Aim:
Exclude the pictures and return every line exactly as written.

Data:
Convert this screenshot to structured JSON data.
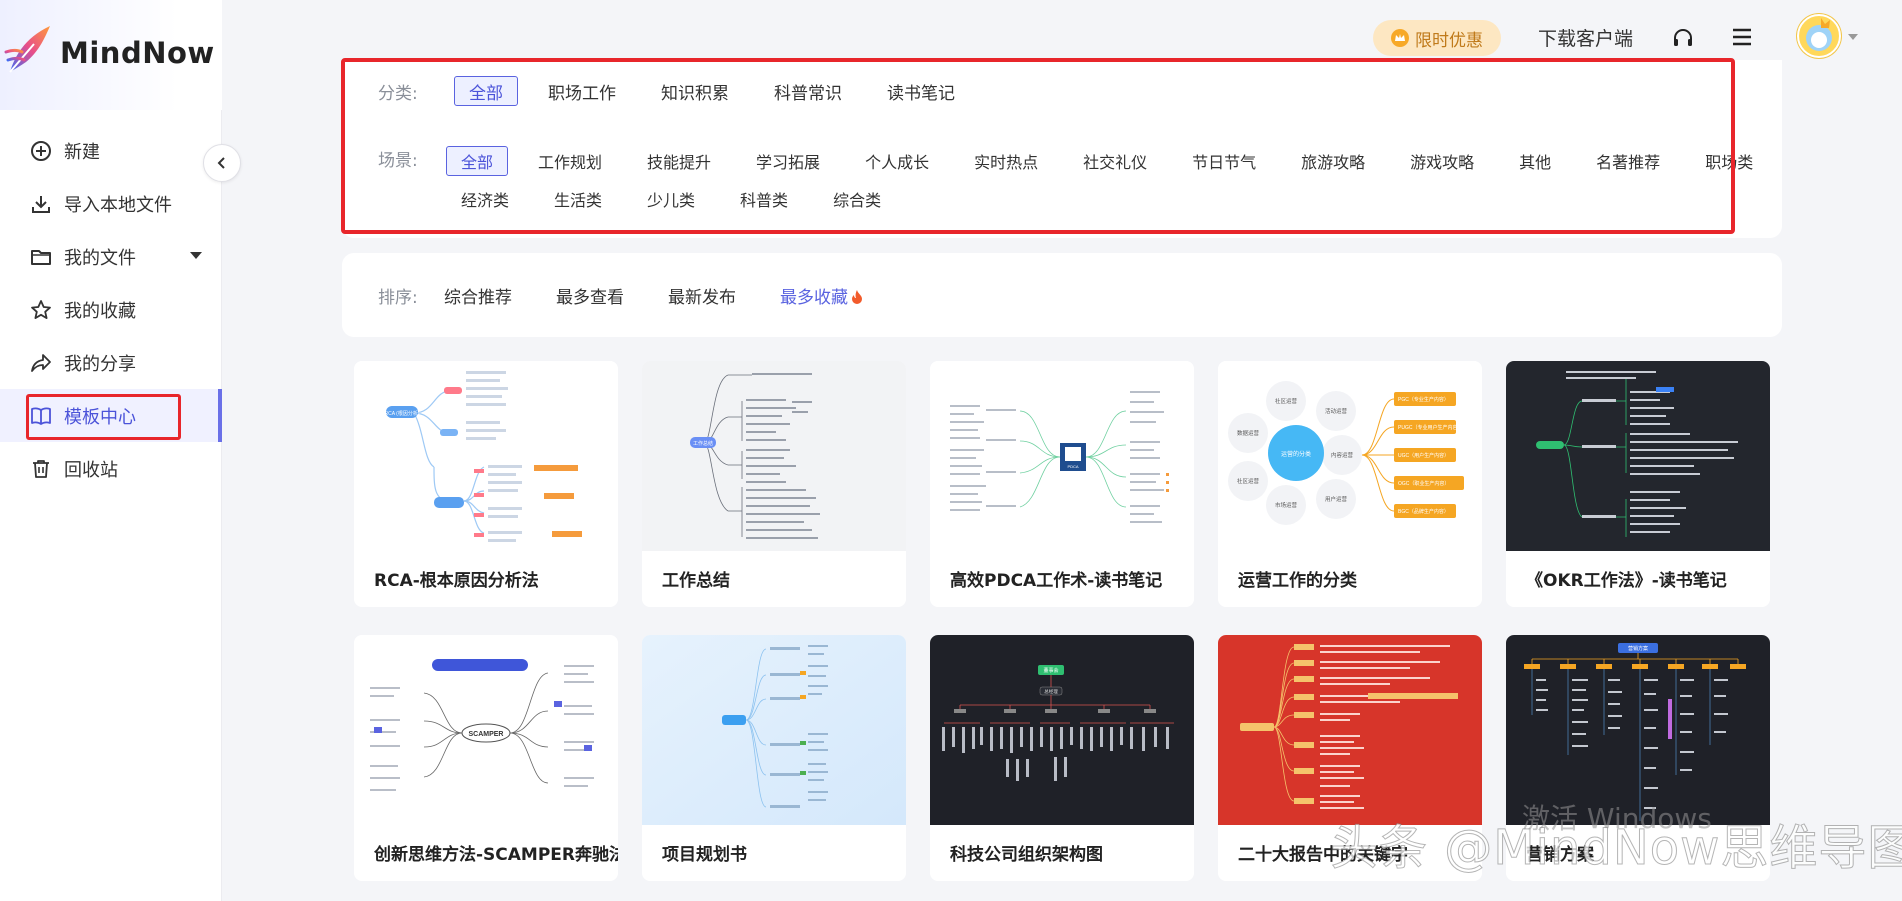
{
  "brand": {
    "name": "MindNow"
  },
  "sidebar": {
    "items": [
      {
        "label": "新建",
        "icon": "plus-circle-icon"
      },
      {
        "label": "导入本地文件",
        "icon": "import-icon"
      },
      {
        "label": "我的文件",
        "icon": "folder-icon"
      },
      {
        "label": "我的收藏",
        "icon": "star-icon"
      },
      {
        "label": "我的分享",
        "icon": "share-icon"
      },
      {
        "label": "模板中心",
        "icon": "book-icon",
        "active": true
      },
      {
        "label": "回收站",
        "icon": "trash-icon"
      }
    ]
  },
  "header": {
    "promo": "限时优惠",
    "download": "下载客户端"
  },
  "filters": {
    "category_label": "分类:",
    "categories": [
      "全部",
      "职场工作",
      "知识积累",
      "科普常识",
      "读书笔记"
    ],
    "category_selected": "全部",
    "scene_label": "场景:",
    "scenes": [
      "全部",
      "工作规划",
      "技能提升",
      "学习拓展",
      "个人成长",
      "实时热点",
      "社交礼仪",
      "节日节气",
      "旅游攻略",
      "游戏攻略",
      "其他",
      "名著推荐",
      "职场类",
      "经济类",
      "生活类",
      "少儿类",
      "科普类",
      "综合类"
    ],
    "scene_selected": "全部"
  },
  "sort": {
    "label": "排序:",
    "options": [
      "综合推荐",
      "最多查看",
      "最新发布",
      "最多收藏"
    ],
    "selected": "最多收藏"
  },
  "templates": [
    {
      "title": "RCA-根本原因分析法",
      "theme": "light"
    },
    {
      "title": "工作总结",
      "theme": "gray"
    },
    {
      "title": "高效PDCA工作术-读书笔记",
      "theme": "light"
    },
    {
      "title": "运营工作的分类",
      "theme": "light"
    },
    {
      "title": "《OKR工作法》-读书笔记",
      "theme": "dark"
    },
    {
      "title": "创新思维方法-SCAMPER奔驰法",
      "theme": "light"
    },
    {
      "title": "项目规划书",
      "theme": "blue"
    },
    {
      "title": "科技公司组织架构图",
      "theme": "dark"
    },
    {
      "title": "二十大报告中的关键字",
      "theme": "red"
    },
    {
      "title": "营销方案",
      "theme": "dark"
    }
  ],
  "thumb_text": {
    "rca_root": "RCA (根因分析)",
    "summary_root": "工作总结",
    "pdca_center": "PDCA",
    "ops_center": "运营的分类",
    "ops_nodes": [
      "社区运营",
      "活动运营",
      "数据运营",
      "内容运营",
      "社区运营",
      "市场运营",
      "用户运营"
    ],
    "ops_tags": [
      "PGC（专业生产内容）",
      "PUGC（专业用户生产内容）",
      "UGC（用户生产内容）",
      "OGC（职业生产内容）",
      "BGC（品牌生产内容）"
    ],
    "scamper_center": "SCAMPER",
    "org_top": "董事会",
    "org_ceo": "总经理",
    "marketing_top": "营销方案"
  },
  "watermark": "头条 @MindNow思维导图",
  "activate": "激活 Windows",
  "colors": {
    "accent": "#5a63e0",
    "highlight": "#e8262b",
    "promo_bg": "#fde7c2"
  }
}
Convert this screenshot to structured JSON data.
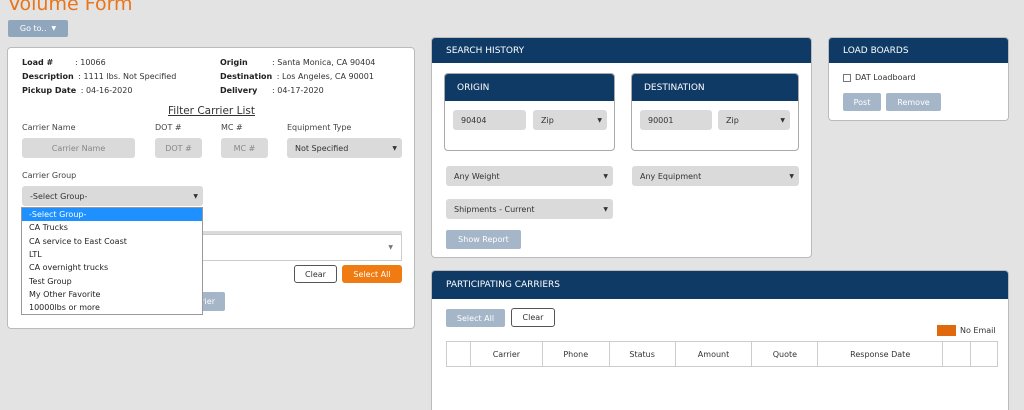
{
  "page": {
    "title": "Volume Form",
    "goto_label": "Go to..",
    "goto_caret": "▼"
  },
  "load": {
    "load_label": "Load #",
    "load_value": ": 10066",
    "description_label": "Description",
    "description_value": ": 1111 lbs. Not Specified",
    "pickup_label": "Pickup Date",
    "pickup_value": ": 04-16-2020",
    "origin_label": "Origin",
    "origin_value": ": Santa Monica, CA 90404",
    "destination_label": "Destination",
    "destination_value": ": Los Angeles, CA 90001",
    "delivery_label": "Delivery",
    "delivery_value": ": 04-17-2020"
  },
  "filter": {
    "title": "Filter Carrier List",
    "carrier_name_label": "Carrier Name",
    "carrier_name_placeholder": "Carrier Name",
    "dot_label": "DOT #",
    "dot_placeholder": "DOT #",
    "mc_label": "MC #",
    "mc_placeholder": "MC #",
    "equipment_label": "Equipment Type",
    "equipment_value": "Not Specified",
    "group_label": "Carrier Group",
    "group_value": "-Select Group-",
    "group_options": [
      "-Select Group-",
      "CA Trucks",
      "CA service to East Coast",
      "LTL",
      "CA overnight trucks",
      "Test Group",
      "My Other Favorite",
      "10000lbs or more"
    ],
    "clear_label": "Clear",
    "select_all_label": "Select All",
    "hidden_button_fragment": "rier"
  },
  "search_history": {
    "title": "SEARCH HISTORY",
    "origin_title": "ORIGIN",
    "origin_zip": "90404",
    "origin_type": "Zip",
    "destination_title": "DESTINATION",
    "destination_zip": "90001",
    "destination_type": "Zip",
    "weight_value": "Any Weight",
    "equipment_value": "Any Equipment",
    "shipments_value": "Shipments - Current",
    "show_report_label": "Show Report"
  },
  "load_boards": {
    "title": "LOAD BOARDS",
    "checkbox_label": "DAT Loadboard",
    "post_label": "Post",
    "remove_label": "Remove"
  },
  "carriers": {
    "title": "PARTICIPATING CARRIERS",
    "select_all_label": "Select All",
    "clear_label": "Clear",
    "legend_label": "No Email",
    "columns": [
      "",
      "Carrier",
      "Phone",
      "Status",
      "Amount",
      "Quote",
      "Response Date",
      "",
      ""
    ]
  },
  "colors": {
    "orange": "#f07b12",
    "navy": "#0f3a66",
    "muted_blue": "#a4b6c8",
    "no_email": "#e0690e"
  }
}
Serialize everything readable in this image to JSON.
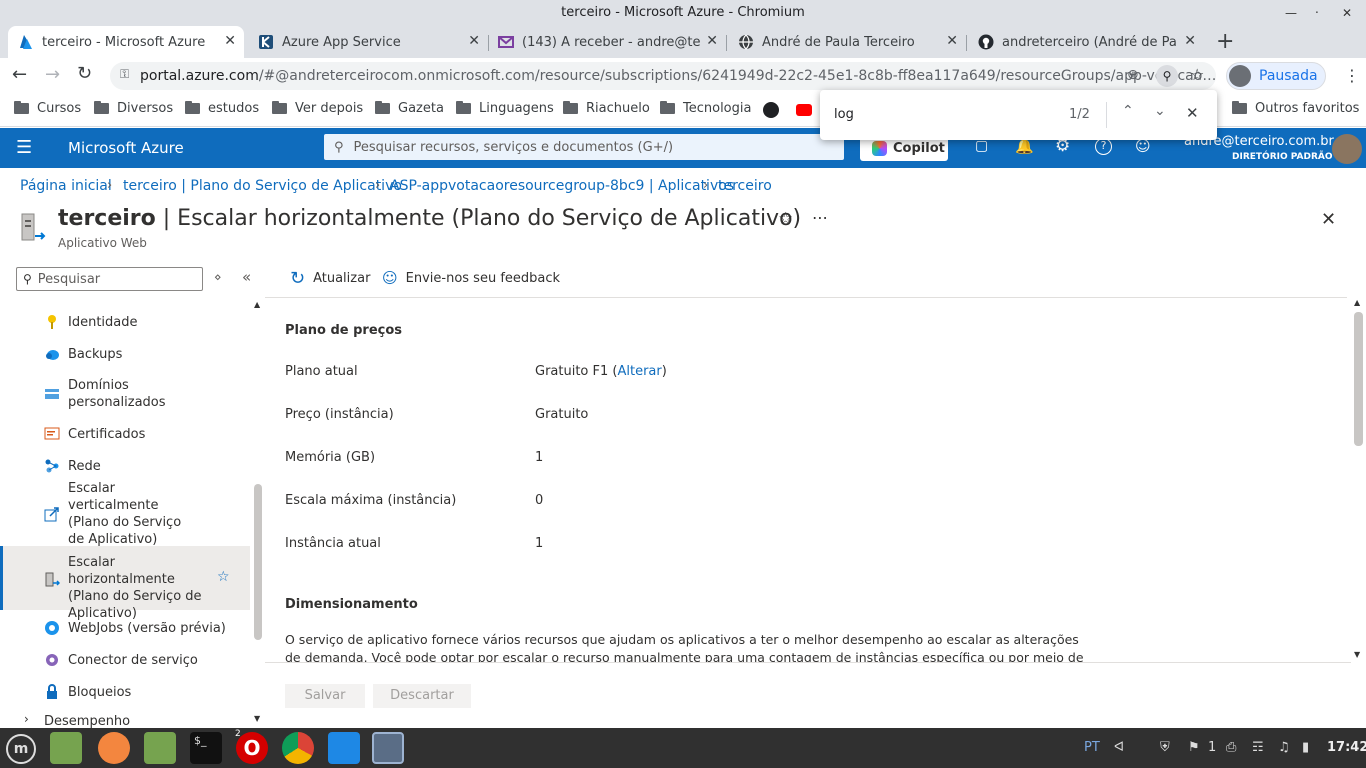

Task result:
Convert this screenshot to structured JSON data.
{
  "brand": {
    "name": "MindNow"
  },
  "sidebar": {
    "items": [
      {
        "label": "新建",
        "icon": "plus-circle-icon"
      },
      {
        "label": "导入本地文件",
        "icon": "import-icon"
      },
      {
        "label": "我的文件",
        "icon": "folder-icon"
      },
      {
        "label": "我的收藏",
        "icon": "star-icon"
      },
      {
        "label": "我的分享",
        "icon": "share-icon"
      },
      {
        "label": "模板中心",
        "icon": "book-icon",
        "active": true
      },
      {
        "label": "回收站",
        "icon": "trash-icon"
      }
    ]
  },
  "header": {
    "promo": "限时优惠",
    "download": "下载客户端"
  },
  "filters": {
    "category_label": "分类:",
    "categories": [
      "全部",
      "职场工作",
      "知识积累",
      "科普常识",
      "读书笔记"
    ],
    "category_selected": "全部",
    "scene_label": "场景:",
    "scenes": [
      "全部",
      "工作规划",
      "技能提升",
      "学习拓展",
      "个人成长",
      "实时热点",
      "社交礼仪",
      "节日节气",
      "旅游攻略",
      "游戏攻略",
      "其他",
      "名著推荐",
      "职场类",
      "经济类",
      "生活类",
      "少儿类",
      "科普类",
      "综合类"
    ],
    "scene_selected": "全部"
  },
  "sort": {
    "label": "排序:",
    "options": [
      "综合推荐",
      "最多查看",
      "最新发布",
      "最多收藏"
    ],
    "selected": "最多收藏"
  },
  "templates": [
    {
      "title": "RCA-根本原因分析法",
      "theme": "light"
    },
    {
      "title": "工作总结",
      "theme": "gray"
    },
    {
      "title": "高效PDCA工作术-读书笔记",
      "theme": "light"
    },
    {
      "title": "运营工作的分类",
      "theme": "light"
    },
    {
      "title": "《OKR工作法》-读书笔记",
      "theme": "dark"
    },
    {
      "title": "创新思维方法-SCAMPER奔驰法",
      "theme": "light"
    },
    {
      "title": "项目规划书",
      "theme": "blue"
    },
    {
      "title": "科技公司组织架构图",
      "theme": "dark"
    },
    {
      "title": "二十大报告中的关键字",
      "theme": "red"
    },
    {
      "title": "营销方案",
      "theme": "dark"
    }
  ],
  "thumb_text": {
    "rca_root": "RCA (根因分析)",
    "summary_root": "工作总结",
    "pdca_center": "PDCA",
    "ops_center": "运营的分类",
    "ops_nodes": [
      "社区运营",
      "活动运营",
      "数据运营",
      "内容运营",
      "社区运营",
      "市场运营",
      "用户运营"
    ],
    "ops_tags": [
      "PGC（专业生产内容）",
      "PUGC（专业用户生产内容）",
      "UGC（用户生产内容）",
      "OGC（职业生产内容）",
      "BGC（品牌生产内容）"
    ],
    "scamper_center": "SCAMPER",
    "org_top": "董事会",
    "org_ceo": "总经理",
    "marketing_top": "营销方案"
  },
  "watermark": "头条 @MindNow思维导图",
  "activate": "激活 Windows",
  "colors": {
    "accent": "#5a63e0",
    "highlight": "#e8262b",
    "promo_bg": "#fde7c2"
  }
}
Convert this screenshot to structured JSON data.
{
  "page": {
    "title": "Volume Form",
    "goto_label": "Go to..",
    "goto_caret": "▼"
  },
  "load": {
    "load_label": "Load #",
    "load_value": ": 10066",
    "description_label": "Description",
    "description_value": ": 1111 lbs. Not Specified",
    "pickup_label": "Pickup Date",
    "pickup_value": ": 04-16-2020",
    "origin_label": "Origin",
    "origin_value": ": Santa Monica, CA 90404",
    "destination_label": "Destination",
    "destination_value": ": Los Angeles, CA 90001",
    "delivery_label": "Delivery",
    "delivery_value": ": 04-17-2020"
  },
  "filter": {
    "title": "Filter Carrier List",
    "carrier_name_label": "Carrier Name",
    "carrier_name_placeholder": "Carrier Name",
    "dot_label": "DOT #",
    "dot_placeholder": "DOT #",
    "mc_label": "MC #",
    "mc_placeholder": "MC #",
    "equipment_label": "Equipment Type",
    "equipment_value": "Not Specified",
    "group_label": "Carrier Group",
    "group_value": "-Select Group-",
    "group_options": [
      "-Select Group-",
      "CA Trucks",
      "CA service to East Coast",
      "LTL",
      "CA overnight trucks",
      "Test Group",
      "My Other Favorite",
      "10000lbs or more"
    ],
    "clear_label": "Clear",
    "select_all_label": "Select All",
    "hidden_button_fragment": "rier"
  },
  "search_history": {
    "title": "SEARCH HISTORY",
    "origin_title": "ORIGIN",
    "origin_zip": "90404",
    "origin_type": "Zip",
    "destination_title": "DESTINATION",
    "destination_zip": "90001",
    "destination_type": "Zip",
    "weight_value": "Any Weight",
    "equipment_value": "Any Equipment",
    "shipments_value": "Shipments - Current",
    "show_report_label": "Show Report"
  },
  "load_boards": {
    "title": "LOAD BOARDS",
    "checkbox_label": "DAT Loadboard",
    "post_label": "Post",
    "remove_label": "Remove"
  },
  "carriers": {
    "title": "PARTICIPATING CARRIERS",
    "select_all_label": "Select All",
    "clear_label": "Clear",
    "legend_label": "No Email",
    "columns": [
      "",
      "Carrier",
      "Phone",
      "Status",
      "Amount",
      "Quote",
      "Response Date",
      "",
      ""
    ]
  },
  "colors": {
    "orange": "#f07b12",
    "navy": "#0f3a66",
    "muted_blue": "#a4b6c8",
    "no_email": "#e0690e"
  }
}
Serialize everything readable in this image to JSON.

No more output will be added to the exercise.